What to produce: Identify the lines that contain the string "编号选填", then copy each of them.

Extracted records:
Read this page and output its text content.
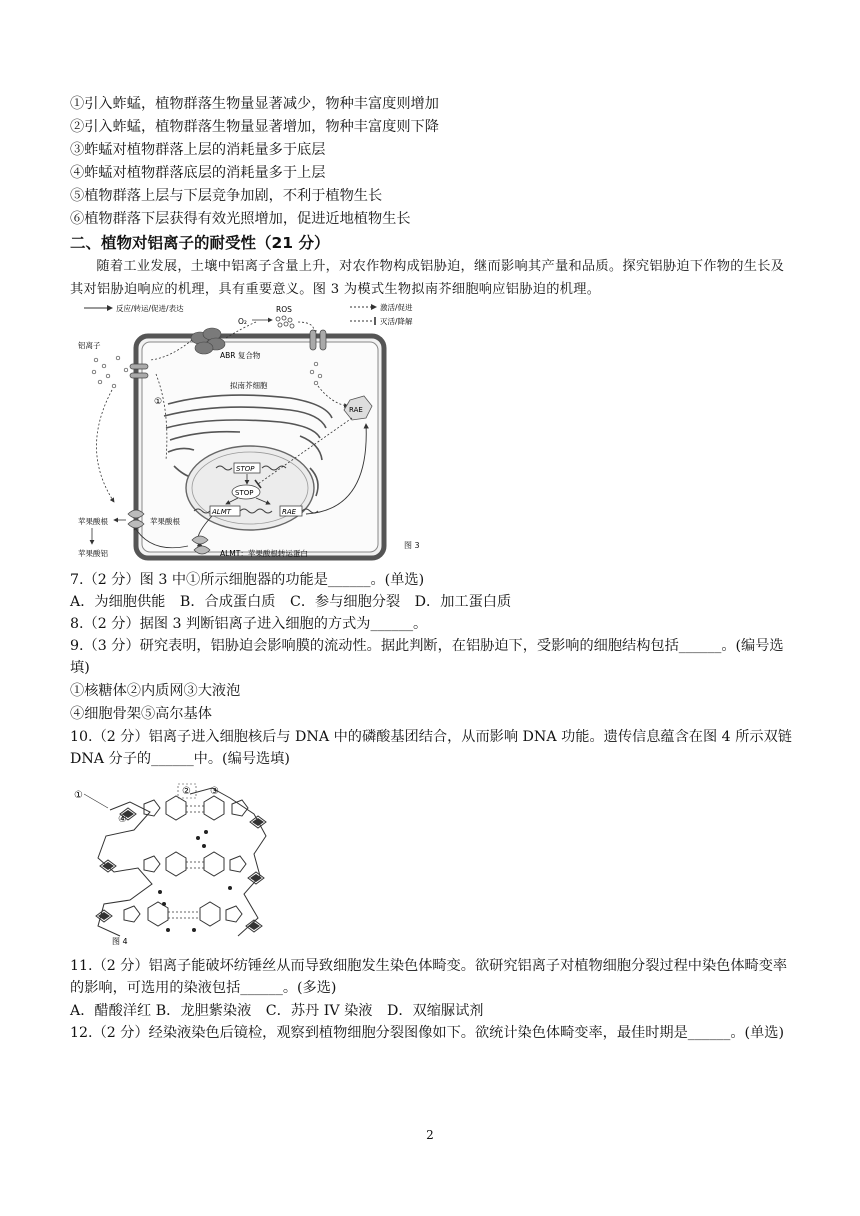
①引入蚱蜢，植物群落生物量显著减少，物种丰富度则增加
②引入蚱蜢，植物群落生物量显著增加，物种丰富度则下降
③蚱蜢对植物群落上层的消耗量多于底层
④蚱蜢对植物群落底层的消耗量多于上层
⑤植物群落上层与下层竞争加剧，不利于植物生长
⑥植物群落下层获得有效光照增加，促进近地植物生长
二、植物对铝离子的耐受性（21 分）
随着工业发展，土壤中铝离子含量上升，对农作物构成铝胁迫，继而影响其产量和品质。探究铝胁迫下作物的生长及其对铝胁迫响应的机理，具有重要意义。图 3 为模式生物拟南芥细胞响应铝胁迫的机理。
反应/转运/促进/表达	激活/促进
灭活/降解
ROS
O₂
ABR 复合物
RAE
铝离子
拟南芥细胞
①
STOP
STOP
ALMT	RAE
ALMT：苹果酸根转运蛋白
苹果酸根
苹果酸根
苹果酸铝
图 3
7.（2 分）图 3 中①所示细胞器的功能是______。(单选)
A．为细胞供能 B．合成蛋白质 C．参与细胞分裂 D．加工蛋白质
8.（2 分）据图 3 判断铝离子进入细胞的方式为______。
9.（3 分）研究表明，铝胁迫会影响膜的流动性。据此判断，在铝胁迫下，受影响的细胞结构包括______。(编号选填)
①核糖体②内质网③大液泡
④细胞骨架⑤高尔基体
10.（2 分）铝离子进入细胞核后与 DNA 中的磷酸基团结合，从而影响 DNA 功能。遗传信息蕴含在图 4 所示双链 DNA 分子的______中。(编号选填)
①	② ③
④
图 4
11.（2 分）铝离子能破坏纺锤丝从而导致细胞发生染色体畸变。欲研究铝离子对植物细胞分裂过程中染色体畸变率的影响，可选用的染液包括______。(多选)
A．醋酸洋红 B．龙胆紫染液 C．苏丹 IV 染液 D．双缩脲试剂
12.（2 分）经染液染色后镜检，观察到植物细胞分裂图像如下。欲统计染色体畸变率，最佳时期是______。(单选)
2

Output of the exercise:
9.（3 分）研究表明，铝胁迫会影响膜的流动性。据此判断，在铝胁迫下，受影响的细胞结构包括______。(编号选填)
10.（2 分）铝离子进入细胞核后与 DNA 中的磷酸基团结合，从而影响 DNA 功能。遗传信息蕴含在图 4 所示双链 DNA 分子的______中。(编号选填)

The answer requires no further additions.